- _Short task_
From the records below, keep only the lines that contain the string "canada" in any letter case. Copy each kept line unchanged and in its original order.

- _Entries provided_

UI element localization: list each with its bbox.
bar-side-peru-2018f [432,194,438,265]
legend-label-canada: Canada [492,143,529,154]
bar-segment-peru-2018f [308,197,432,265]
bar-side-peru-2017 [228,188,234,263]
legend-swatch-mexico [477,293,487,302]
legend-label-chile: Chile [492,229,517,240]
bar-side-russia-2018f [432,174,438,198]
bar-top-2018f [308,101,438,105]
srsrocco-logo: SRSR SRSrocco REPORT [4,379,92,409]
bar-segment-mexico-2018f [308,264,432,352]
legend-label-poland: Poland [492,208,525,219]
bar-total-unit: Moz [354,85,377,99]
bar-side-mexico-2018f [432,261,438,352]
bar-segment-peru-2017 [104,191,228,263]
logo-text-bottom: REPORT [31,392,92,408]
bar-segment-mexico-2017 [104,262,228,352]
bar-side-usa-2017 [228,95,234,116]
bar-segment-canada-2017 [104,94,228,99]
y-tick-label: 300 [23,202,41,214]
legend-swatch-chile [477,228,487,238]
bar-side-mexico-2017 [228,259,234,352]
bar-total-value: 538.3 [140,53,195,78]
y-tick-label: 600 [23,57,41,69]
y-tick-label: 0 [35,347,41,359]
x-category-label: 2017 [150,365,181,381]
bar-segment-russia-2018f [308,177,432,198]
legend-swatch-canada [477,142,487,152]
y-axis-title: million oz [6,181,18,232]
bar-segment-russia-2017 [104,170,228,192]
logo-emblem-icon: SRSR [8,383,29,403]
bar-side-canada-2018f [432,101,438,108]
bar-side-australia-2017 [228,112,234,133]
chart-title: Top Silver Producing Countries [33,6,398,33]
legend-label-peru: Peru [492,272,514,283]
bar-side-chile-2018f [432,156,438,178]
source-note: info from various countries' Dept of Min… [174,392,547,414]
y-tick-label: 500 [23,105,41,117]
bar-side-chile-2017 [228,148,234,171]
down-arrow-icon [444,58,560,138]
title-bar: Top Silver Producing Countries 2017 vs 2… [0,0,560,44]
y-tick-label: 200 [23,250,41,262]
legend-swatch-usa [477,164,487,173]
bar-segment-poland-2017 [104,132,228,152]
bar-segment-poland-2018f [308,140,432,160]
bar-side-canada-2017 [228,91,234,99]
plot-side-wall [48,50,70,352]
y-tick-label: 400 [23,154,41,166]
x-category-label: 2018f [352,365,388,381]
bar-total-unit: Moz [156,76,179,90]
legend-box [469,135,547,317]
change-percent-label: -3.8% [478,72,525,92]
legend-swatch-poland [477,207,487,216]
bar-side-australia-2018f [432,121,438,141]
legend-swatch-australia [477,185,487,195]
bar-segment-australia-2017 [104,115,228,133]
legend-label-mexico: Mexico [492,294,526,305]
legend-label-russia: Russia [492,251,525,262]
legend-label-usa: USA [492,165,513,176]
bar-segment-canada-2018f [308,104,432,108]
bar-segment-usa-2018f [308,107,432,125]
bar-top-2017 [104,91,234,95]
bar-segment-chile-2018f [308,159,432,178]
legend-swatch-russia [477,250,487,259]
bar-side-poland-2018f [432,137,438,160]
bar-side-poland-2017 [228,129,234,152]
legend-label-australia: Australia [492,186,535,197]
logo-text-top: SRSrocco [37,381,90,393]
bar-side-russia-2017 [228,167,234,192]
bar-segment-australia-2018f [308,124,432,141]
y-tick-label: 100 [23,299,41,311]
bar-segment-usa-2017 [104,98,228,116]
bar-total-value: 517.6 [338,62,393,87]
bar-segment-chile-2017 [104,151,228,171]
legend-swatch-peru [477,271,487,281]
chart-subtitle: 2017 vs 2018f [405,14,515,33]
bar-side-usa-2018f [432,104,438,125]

- _Final result_
legend-label-canada: Canada [492,143,529,154]
bar-segment-canada-2017 [104,94,228,99]
legend-swatch-canada [477,142,487,152]
bar-side-canada-2018f [432,101,438,108]
bar-side-canada-2017 [228,91,234,99]
bar-segment-canada-2018f [308,104,432,108]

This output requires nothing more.